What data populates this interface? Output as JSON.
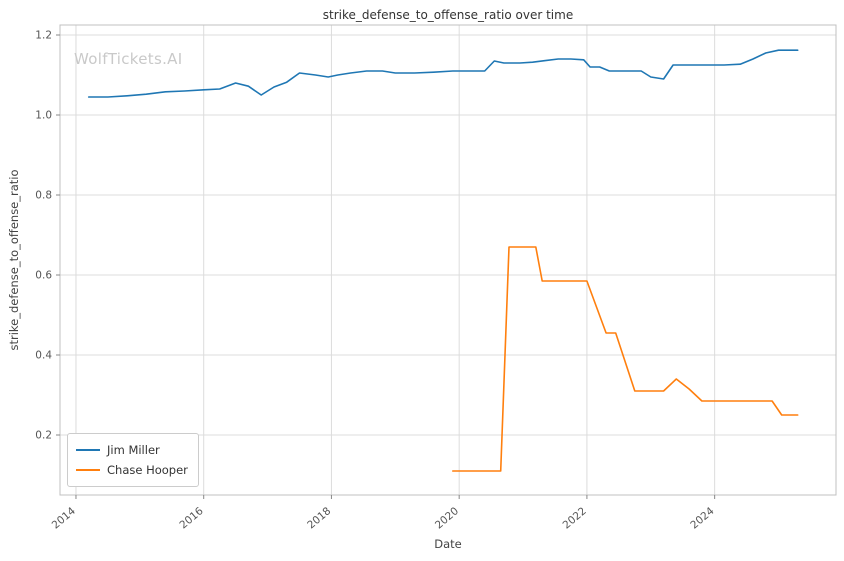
{
  "watermark": "WolfTickets.AI",
  "chart_data": {
    "type": "line",
    "title": "strike_defense_to_offense_ratio over time",
    "xlabel": "Date",
    "ylabel": "strike_defense_to_offense_ratio",
    "x_ticks": [
      2014,
      2016,
      2018,
      2020,
      2022,
      2024
    ],
    "y_ticks": [
      0.2,
      0.4,
      0.6,
      0.8,
      1.0,
      1.2
    ],
    "xlim": [
      2013.75,
      2025.9
    ],
    "ylim": [
      0.05,
      1.225
    ],
    "grid": true,
    "legend_position": "lower left",
    "series": [
      {
        "name": "Jim Miller",
        "color": "#1f77b4",
        "x": [
          2014.2,
          2014.5,
          2014.8,
          2015.1,
          2015.4,
          2015.7,
          2016.0,
          2016.25,
          2016.5,
          2016.7,
          2016.9,
          2017.1,
          2017.3,
          2017.5,
          2017.75,
          2017.95,
          2018.1,
          2018.3,
          2018.55,
          2018.8,
          2019.0,
          2019.3,
          2019.6,
          2019.9,
          2020.15,
          2020.4,
          2020.55,
          2020.7,
          2020.95,
          2021.15,
          2021.35,
          2021.55,
          2021.75,
          2021.95,
          2022.05,
          2022.2,
          2022.35,
          2022.6,
          2022.85,
          2023.0,
          2023.2,
          2023.35,
          2023.6,
          2023.9,
          2024.15,
          2024.4,
          2024.6,
          2024.8,
          2025.0,
          2025.3
        ],
        "y": [
          1.045,
          1.045,
          1.048,
          1.052,
          1.058,
          1.06,
          1.063,
          1.065,
          1.08,
          1.072,
          1.05,
          1.07,
          1.082,
          1.105,
          1.1,
          1.095,
          1.1,
          1.105,
          1.11,
          1.11,
          1.105,
          1.105,
          1.107,
          1.11,
          1.11,
          1.11,
          1.135,
          1.13,
          1.13,
          1.132,
          1.136,
          1.14,
          1.14,
          1.138,
          1.12,
          1.12,
          1.11,
          1.11,
          1.11,
          1.095,
          1.09,
          1.125,
          1.125,
          1.125,
          1.125,
          1.127,
          1.14,
          1.155,
          1.162,
          1.162
        ]
      },
      {
        "name": "Chase Hooper",
        "color": "#ff7f0e",
        "x": [
          2019.9,
          2020.2,
          2020.5,
          2020.65,
          2020.78,
          2021.0,
          2021.2,
          2021.3,
          2021.55,
          2021.8,
          2022.0,
          2022.3,
          2022.45,
          2022.75,
          2023.0,
          2023.2,
          2023.4,
          2023.6,
          2023.8,
          2024.1,
          2024.4,
          2024.7,
          2024.9,
          2025.05,
          2025.3
        ],
        "y": [
          0.11,
          0.11,
          0.11,
          0.11,
          0.67,
          0.67,
          0.67,
          0.585,
          0.585,
          0.585,
          0.585,
          0.455,
          0.455,
          0.31,
          0.31,
          0.31,
          0.34,
          0.315,
          0.285,
          0.285,
          0.285,
          0.285,
          0.285,
          0.25,
          0.25
        ]
      }
    ]
  }
}
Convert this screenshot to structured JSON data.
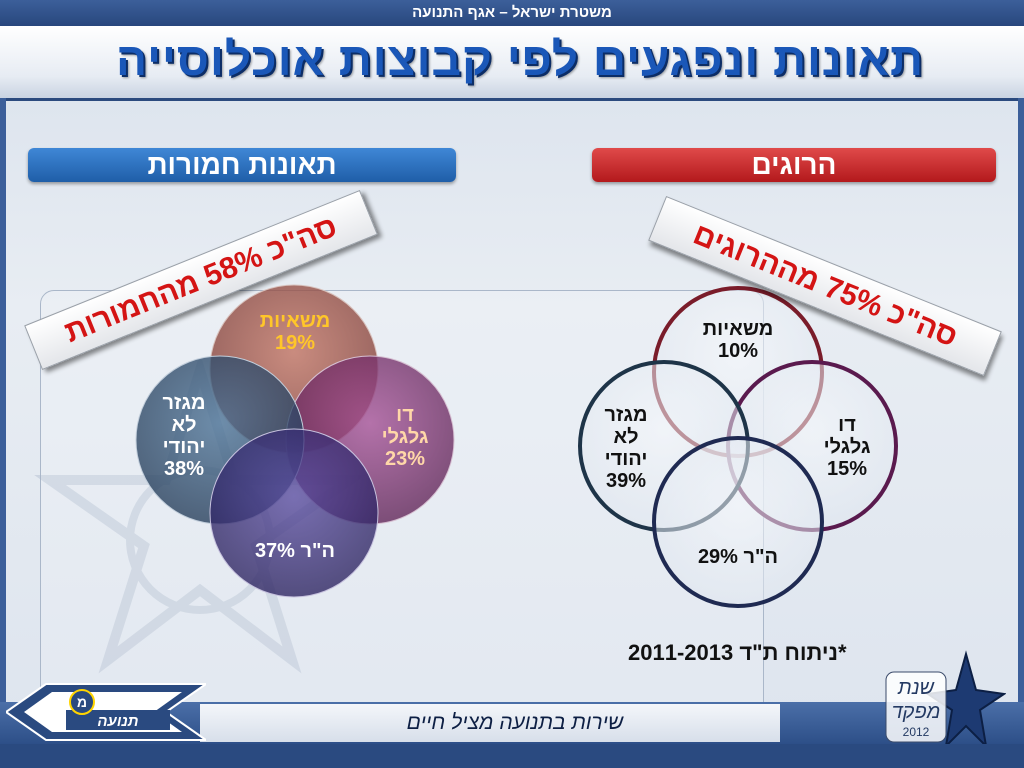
{
  "header": {
    "org": "משטרת ישראל – אגף התנועה",
    "title": "תאונות ונפגעים לפי קבוצות אוכלוסייה"
  },
  "left_panel": {
    "heading": "תאונות חמורות",
    "banner": "סה\"כ 58% מהחמורות",
    "circles": [
      {
        "label_line1": "משאיות",
        "label_line2": "19%",
        "value": 19,
        "color": "#9a4a3f"
      },
      {
        "label_line1": "דו",
        "label_line2": "גלגלי",
        "label_line3": "23%",
        "value": 23,
        "color": "#7a2f6a"
      },
      {
        "label_line1": "מגזר",
        "label_line2": "לא",
        "label_line3": "יהודי",
        "label_line4": "38%",
        "value": 38,
        "color": "#2e4f73"
      },
      {
        "label_line1": "ה\"ר 37%",
        "value": 37,
        "color": "#3a2f78"
      }
    ]
  },
  "right_panel": {
    "heading": "הרוגים",
    "banner": "סה\"כ 75% מההרוגים",
    "circles": [
      {
        "label_line1": "משאיות",
        "label_line2": "10%",
        "value": 10,
        "ring_color": "#7a1c2a"
      },
      {
        "label_line1": "דו",
        "label_line2": "גלגלי",
        "label_line3": "15%",
        "value": 15,
        "ring_color": "#5a1a4e"
      },
      {
        "label_line1": "מגזר",
        "label_line2": "לא",
        "label_line3": "יהודי",
        "label_line4": "39%",
        "value": 39,
        "ring_color": "#1e3448"
      },
      {
        "label_line1": "ה\"ר 29%",
        "value": 29,
        "ring_color": "#1f2a52"
      }
    ]
  },
  "note": "*ניתוח ת\"ד 2011-2013",
  "footer": {
    "slogan": "שירות בתנועה מציל חיים",
    "left_logo_text": "תנועה",
    "right_logo_line1": "שנת",
    "right_logo_line2": "מפקד",
    "right_logo_year": "2012"
  },
  "colors": {
    "title_blue": "#1a57b8",
    "heading_blue": "#2f74c4",
    "heading_red": "#c92424",
    "banner_text": "#d41414"
  }
}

[WHAT IS EXPECTED] The word "this" appears in how many lines of the data? Answer with only the number.

[FULL RESPONSE] 2